┌────────
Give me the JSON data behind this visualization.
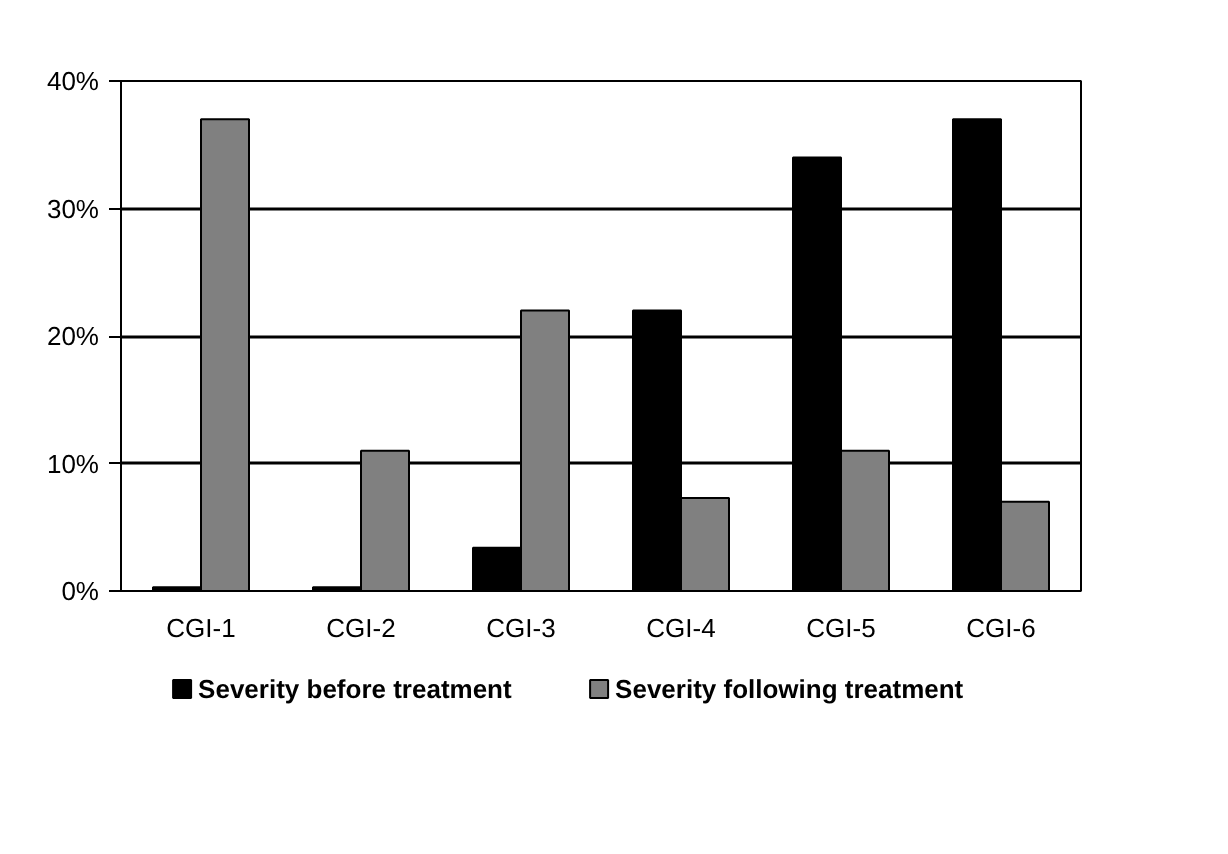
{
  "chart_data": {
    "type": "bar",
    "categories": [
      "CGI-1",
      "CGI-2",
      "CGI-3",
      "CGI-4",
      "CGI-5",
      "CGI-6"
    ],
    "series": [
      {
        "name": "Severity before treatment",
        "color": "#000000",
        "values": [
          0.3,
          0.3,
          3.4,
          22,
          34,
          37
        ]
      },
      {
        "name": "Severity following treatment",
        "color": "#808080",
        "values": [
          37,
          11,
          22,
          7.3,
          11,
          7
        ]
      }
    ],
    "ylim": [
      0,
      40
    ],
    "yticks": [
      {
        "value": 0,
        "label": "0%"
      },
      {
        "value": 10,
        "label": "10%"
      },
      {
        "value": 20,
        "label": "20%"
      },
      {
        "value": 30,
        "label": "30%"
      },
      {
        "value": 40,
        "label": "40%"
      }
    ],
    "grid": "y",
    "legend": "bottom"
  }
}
└────────
The request -> Working from the material above, state how many lines contain "label"; give only the number.

Written reply -> 5